▶ [Work to complete] Quote every line below exactly as it reads.

▶ [Supplied information]
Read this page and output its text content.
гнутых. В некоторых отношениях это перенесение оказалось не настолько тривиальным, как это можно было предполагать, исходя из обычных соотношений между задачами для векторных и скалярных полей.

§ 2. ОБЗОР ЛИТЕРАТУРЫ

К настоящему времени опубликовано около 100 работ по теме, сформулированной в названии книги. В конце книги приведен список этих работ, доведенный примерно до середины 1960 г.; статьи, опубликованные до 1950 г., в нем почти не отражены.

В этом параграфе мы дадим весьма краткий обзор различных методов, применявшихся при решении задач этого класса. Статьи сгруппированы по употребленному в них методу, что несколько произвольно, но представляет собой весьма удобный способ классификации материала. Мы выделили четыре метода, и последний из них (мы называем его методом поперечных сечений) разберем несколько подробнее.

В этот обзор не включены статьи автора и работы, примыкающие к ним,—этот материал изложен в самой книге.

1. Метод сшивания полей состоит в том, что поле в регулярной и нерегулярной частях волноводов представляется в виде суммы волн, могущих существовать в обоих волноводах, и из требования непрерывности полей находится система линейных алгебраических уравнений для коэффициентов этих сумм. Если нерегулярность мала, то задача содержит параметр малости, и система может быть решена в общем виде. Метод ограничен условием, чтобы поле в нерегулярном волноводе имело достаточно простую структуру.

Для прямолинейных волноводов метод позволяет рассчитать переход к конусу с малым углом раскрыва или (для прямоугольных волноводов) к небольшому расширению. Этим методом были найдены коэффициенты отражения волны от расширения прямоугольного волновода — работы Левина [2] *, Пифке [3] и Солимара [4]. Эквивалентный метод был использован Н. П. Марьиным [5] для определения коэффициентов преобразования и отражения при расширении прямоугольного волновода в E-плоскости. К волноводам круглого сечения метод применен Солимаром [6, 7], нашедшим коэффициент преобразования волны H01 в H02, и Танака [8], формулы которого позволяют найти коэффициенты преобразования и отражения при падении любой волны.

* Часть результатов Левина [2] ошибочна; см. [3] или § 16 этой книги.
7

▶ [Exercise result]
Read this page and output its text content.
гнутых. В некоторых отношениях это перенесение оказалось не настолько тривиальным, как это можно было предполагать, исходя из обычных соотношений между задачами для векторных и скалярных полей.

§ 2. ОБЗОР ЛИТЕРАТУРЫ

К настоящему времени опубликовано около 100 работ по теме, сформулированной в названии книги. В конце книги приведен список этих работ, доведенный примерно до середины 1960 г.; статьи, опубликованные до 1950 г., в нем почти не отражены.

В этом параграфе мы дадим весьма краткий обзор различных методов, применявшихся при решении задач этого класса. Статьи сгруппированы по употребленному в них методу, что несколько произвольно, но представляет собой весьма удобный способ классификации материала. Мы выделили четыре метода, и последний из них (мы называем его методом поперечных сечений) разберем несколько подробнее.

В этот обзор не включены статьи автора и работы, примыкающие к ним,—этот материал изложен в самой книге.

1. Метод сшивания полей состоит в том, что поле в регулярной и нерегулярной частях волноводов представляется в виде суммы волн, могущих существовать в обоих волноводах, и из требования непрерывности полей находится система линейных алгебраических уравнений для коэффициентов этих сумм. Если нерегулярность мала, то задача содержит параметр малости, и система может быть решена в общем виде. Метод ограничен условием, чтобы поле в нерегулярном волноводе имело достаточно простую структуру.

Для прямолинейных волноводов метод позволяет рассчитать переход к конусу с малым углом раскрыва или (для прямоугольных волноводов) к небольшому расширению. Этим методом были найдены коэффициенты отражения волны от расширения прямоугольного волновода — работы Левина [2] *, Пифке [3] и Солимара [4]. Эквивалентный метод был использован Н. П. Марьиным [5] для определения коэффициентов преобразования и отражения при расширении прямоугольного волновода в E-плоскости. К волноводам круглого сечения метод применен Солимаром [6, 7], нашедшим коэффициент преобразования волны H01 в H02, и Танака [8], формулы которого позволяют найти коэффициенты преобразования и отражения при падении любой волны.

* Часть результатов Левина [2] ошибочна; см. [3] или § 16 этой книги.
7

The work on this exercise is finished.